The task ▸ Pick out the lines below that contain the string "Herbar" and copy them all.

Record extracts ▸
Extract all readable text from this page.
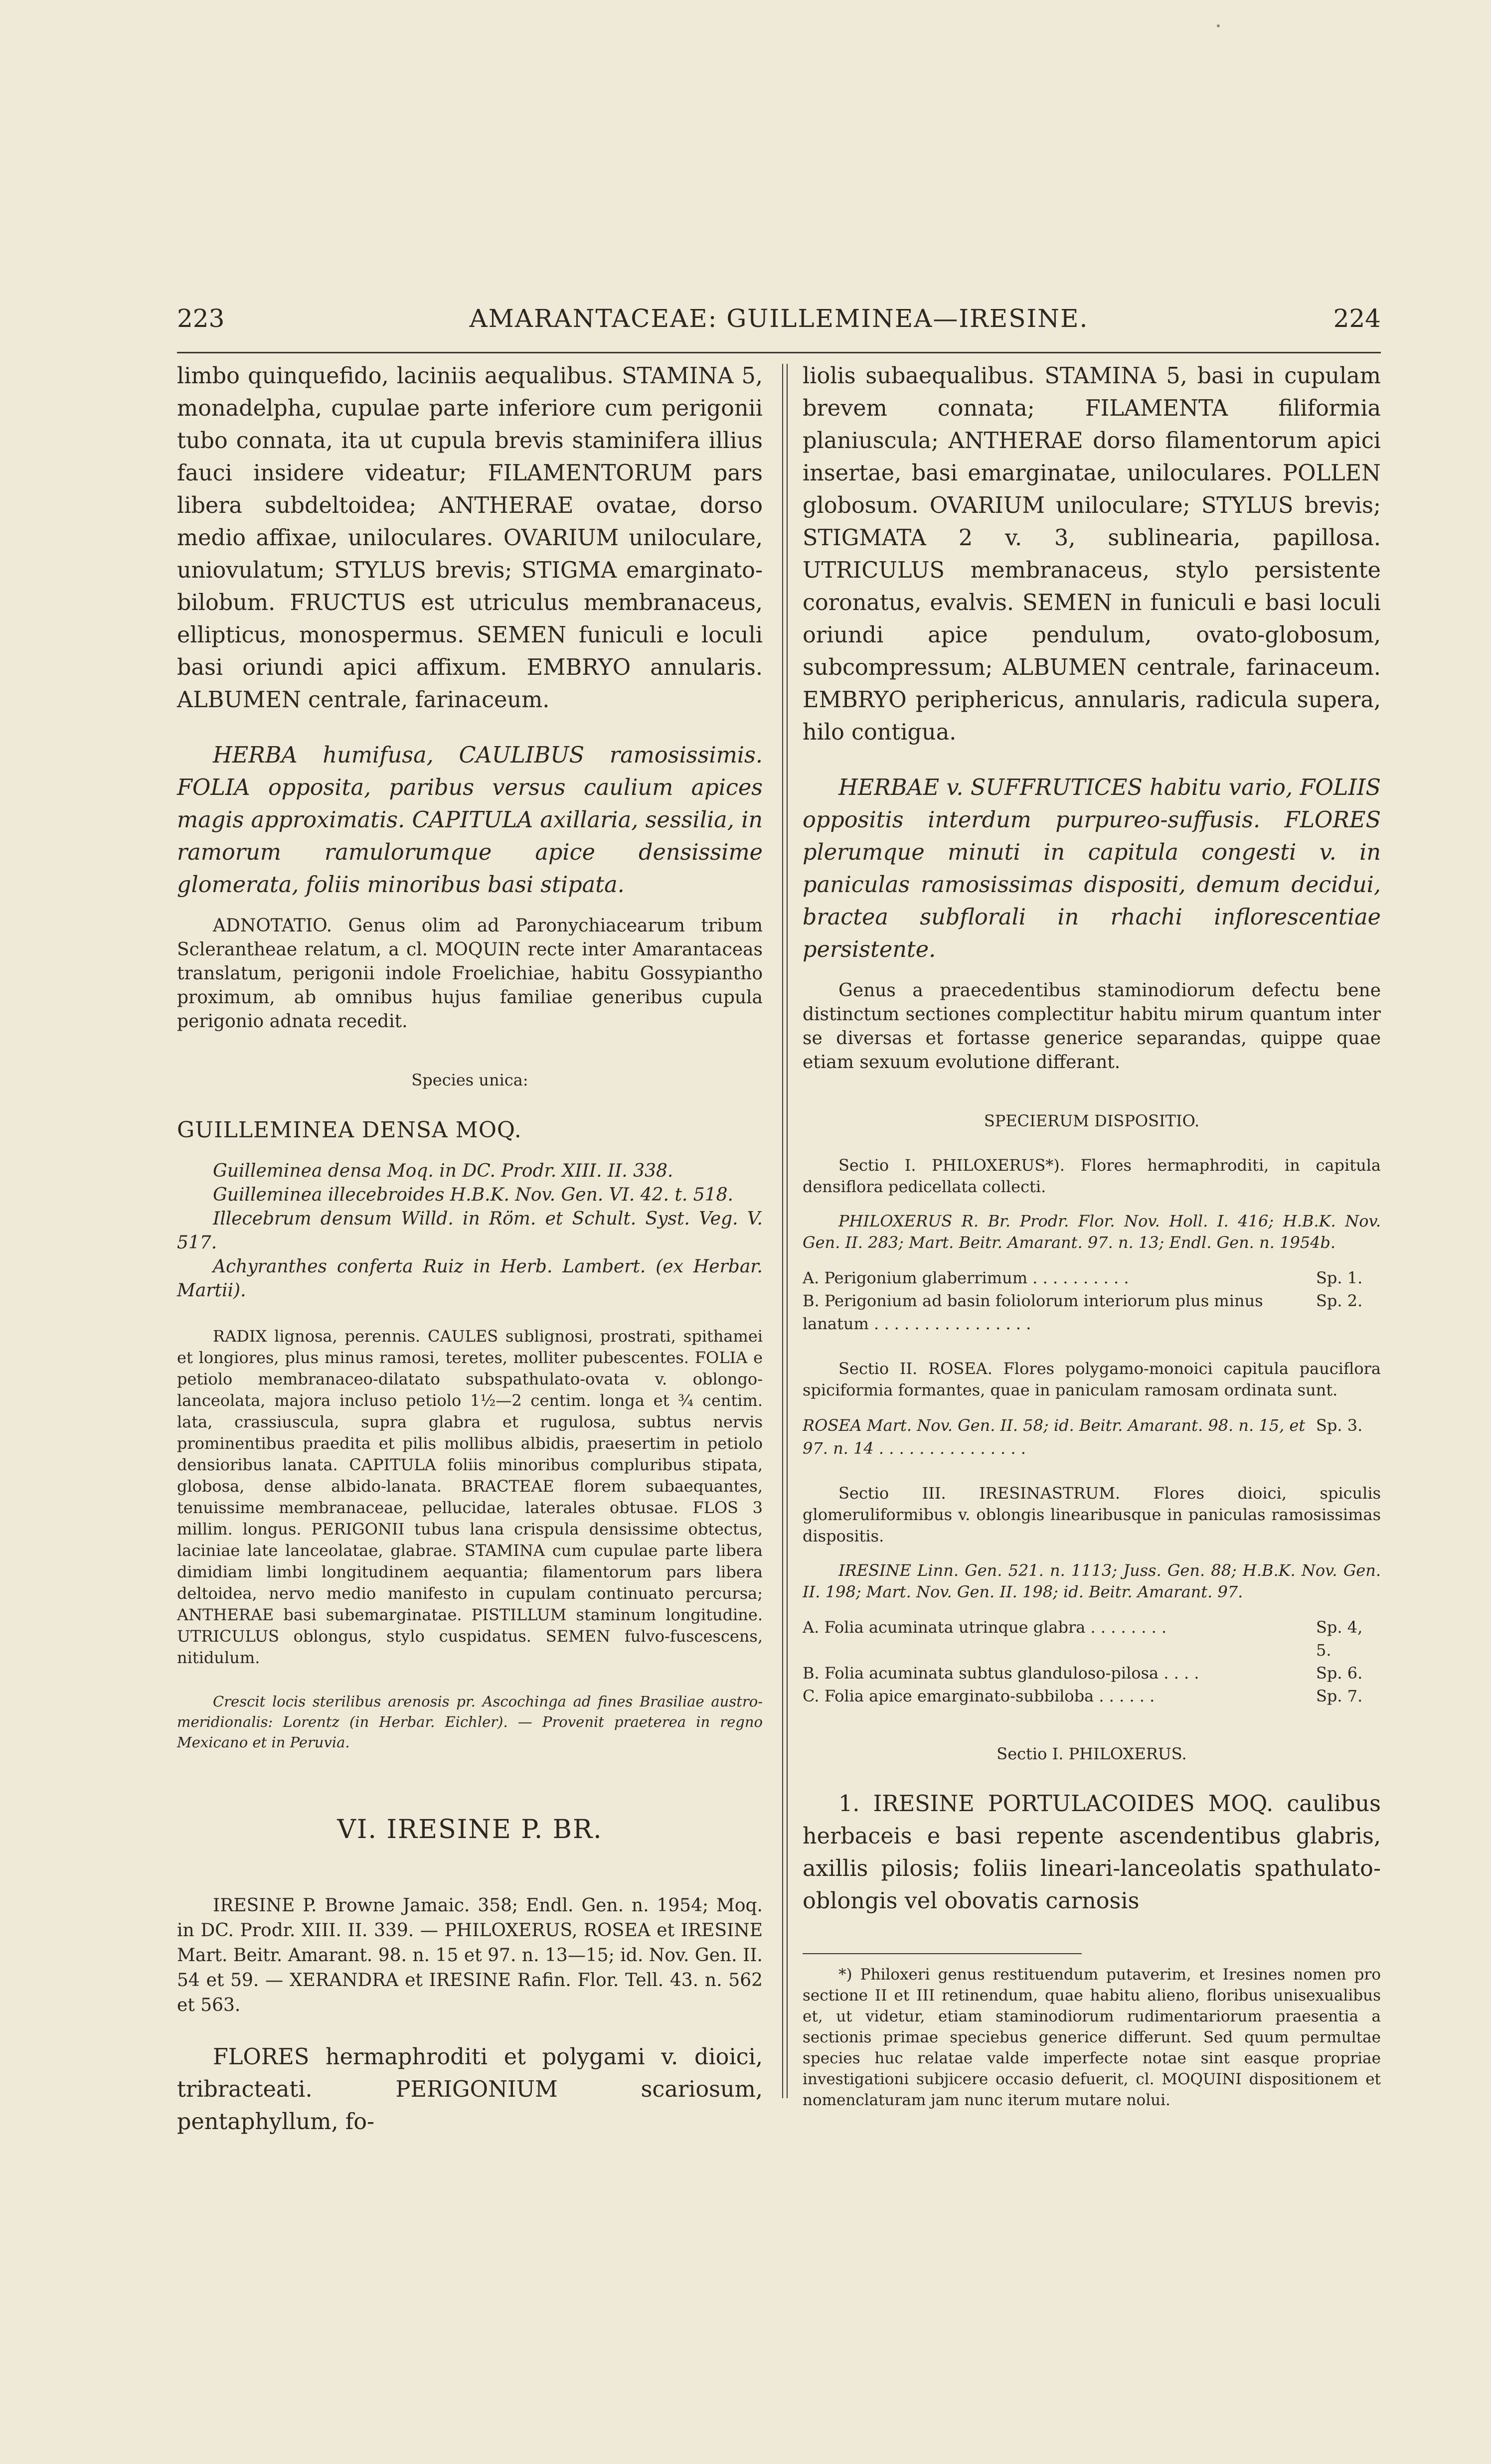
•
223	AMARANTACEAE: GUILLEMINEA—IRESINE.	224

limbo quinquefido, laciniis aequalibus. STAMINA 5, monadelpha, cupulae parte inferiore cum perigonii tubo connata, ita ut cupula brevis staminifera illius fauci insidere videatur; FILAMENTORUM pars libera subdeltoidea; ANTHERAE ovatae, dorso medio affixae, uniloculares. OVARIUM uniloculare, uniovulatum; STYLUS brevis; STIGMA emarginato-bilobum. FRUCTUS est utriculus membranaceus, ellipticus, monospermus. SEMEN funiculi e loculi basi oriundi apici affixum. EMBRYO annularis. ALBUMEN centrale, farinaceum.

HERBA humifusa, CAULIBUS ramosissimis. FOLIA opposita, paribus versus caulium apices magis approximatis. CAPITULA axillaria, sessilia, in ramorum ramulorumque apice densissime glomerata, foliis minoribus basi stipata.

ADNOTATIO. Genus olim ad Paronychiacearum tribum Sclerantheae relatum, a cl. MOQUIN recte inter Amarantaceas translatum, perigonii indole Froelichiae, habitu Gossypiantho proximum, ab omnibus hujus familiae generibus cupula perigonio adnata recedit.

Species unica:

GUILLEMINEA DENSA MOQ.

Guilleminea densa Moq. in DC. Prodr. XIII. II. 338.

Guilleminea illecebroides H.B.K. Nov. Gen. VI. 42. t. 518.

Illecebrum densum Willd. in Röm. et Schult. Syst. Veg. V. 517.

Achyranthes conferta Ruiz in Herb. Lambert. (ex Herbar. Martii).

RADIX lignosa, perennis. CAULES sublignosi, prostrati, spithamei et longiores, plus minus ramosi, teretes, molliter pubescentes. FOLIA e petiolo membranaceo-dilatato subspathulato-ovata v. oblongo-lanceolata, majora incluso petiolo 1½—2 centim. longa et ¾ centim. lata, crassiuscula, supra glabra et rugulosa, subtus nervis prominentibus praedita et pilis mollibus albidis, praesertim in petiolo densioribus lanata. CAPITULA foliis minoribus compluribus stipata, globosa, dense albido-lanata. BRACTEAE florem subaequantes, tenuissime membranaceae, pellucidae, laterales obtusae. FLOS 3 millim. longus. PERIGONII tubus lana crispula densissime obtectus, laciniae late lanceolatae, glabrae. STAMINA cum cupulae parte libera dimidiam limbi longitudinem aequantia; filamentorum pars libera deltoidea, nervo medio manifesto in cupulam continuato percursa; ANTHERAE basi subemarginatae. PISTILLUM staminum longitudine. UTRICULUS oblongus, stylo cuspidatus. SEMEN fulvo-fuscescens, nitidulum.

Crescit locis sterilibus arenosis pr. Ascochinga ad fines Brasiliae austro-meridionalis: Lorentz (in Herbar. Eichler). — Provenit praeterea in regno Mexicano et in Peruvia.

VI. IRESINE P. BR.

IRESINE P. Browne Jamaic. 358; Endl. Gen. n. 1954; Moq. in DC. Prodr. XIII. II. 339. — PHILOXERUS, ROSEA et IRESINE Mart. Beitr. Amarant. 98. n. 15 et 97. n. 13—15; id. Nov. Gen. II. 54 et 59. — XERANDRA et IRESINE Rafin. Flor. Tell. 43. n. 562 et 563.

FLORES hermaphroditi et polygami v. dioici, tribracteati. PERIGONIUM scariosum, pentaphyllum, fo-

liolis subaequalibus. STAMINA 5, basi in cupulam brevem connata; FILAMENTA filiformia planiuscula; ANTHERAE dorso filamentorum apici insertae, basi emarginatae, uniloculares. POLLEN globosum. OVARIUM uniloculare; STYLUS brevis; STIGMATA 2 v. 3, sublinearia, papillosa. UTRICULUS membranaceus, stylo persistente coronatus, evalvis. SEMEN in funiculi e basi loculi oriundi apice pendulum, ovato-globosum, subcompressum; ALBUMEN centrale, farinaceum. EMBRYO periphericus, annularis, radicula supera, hilo contigua.

HERBAE v. SUFFRUTICES habitu vario, FOLIIS oppositis interdum purpureo-suffusis. FLORES plerumque minuti in capitula congesti v. in paniculas ramosissimas dispositi, demum decidui, bractea subflorali in rhachi inflorescentiae persistente.

Genus a praecedentibus staminodiorum defectu bene distinctum sectiones complectitur habitu mirum quantum inter se diversas et fortasse generice separandas, quippe quae etiam sexuum evolutione differant.

SPECIERUM DISPOSITIO.

Sectio I. PHILOXERUS*). Flores hermaphroditi, in capitula densiflora pedicellata collecti.

PHILOXERUS R. Br. Prodr. Flor. Nov. Holl. I. 416; H.B.K. Nov. Gen. II. 283; Mart. Beitr. Amarant. 97. n. 13; Endl. Gen. n. 1954b.

A. Perigonium glaberrimum . . . . . . . . . .	Sp. 1.
B. Perigonium ad basin foliolorum interiorum plus minus lanatum . . . . . . . . . . . . . . . .
Sp. 2.

Sectio II. ROSEA. Flores polygamo-monoici capitula pauciflora spiciformia formantes, quae in paniculam ramosam ordinata sunt.

ROSEA Mart. Nov. Gen. II. 58; id. Beitr. Amarant. 98. n. 15, et 97. n. 14 . . . . . . . . . . . . . . .
Sp. 3.

Sectio III. IRESINASTRUM. Flores dioici, spiculis glomeruliformibus v. oblongis linearibusque in paniculas ramosissimas dispositis.

IRESINE Linn. Gen. 521. n. 1113; Juss. Gen. 88; H.B.K. Nov. Gen. II. 198; Mart. Nov. Gen. II. 198; id. Beitr. Amarant. 97.

A. Folia acuminata utrinque glabra . . . . . . . .	Sp. 4, 5.
B. Folia acuminata subtus glanduloso-pilosa . . . .	Sp. 6.
C. Folia apice emarginato-subbiloba . . . . . .	Sp. 7.

Sectio I. PHILOXERUS.

1. IRESINE PORTULACOIDES MOQ. caulibus herbaceis e basi repente ascendentibus glabris, axillis pilosis; foliis lineari-lanceolatis spathulato-oblongis vel obovatis carnosis

*) Philoxeri genus restituendum putaverim, et Iresines nomen pro sectione II et III retinendum, quae habitu alieno, floribus unisexualibus et, ut videtur, etiam staminodiorum rudimentariorum praesentia a sectionis primae speciebus generice differunt. Sed quum permultae species huc relatae valde imperfecte notae sint easque propriae investigationi subjicere occasio defuerit, cl. MOQUINI dispositionem et nomenclaturam jam nunc iterum mutare nolui.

Final result ▸
Achyranthes conferta Ruiz in Herb. Lambert. (ex Herbar. Martii).
Crescit locis sterilibus arenosis pr. Ascochinga ad fines Brasiliae austro-meridionalis: Lorentz (in Herbar. Eichler). — Provenit praeterea in regno Mexicano et in Peruvia.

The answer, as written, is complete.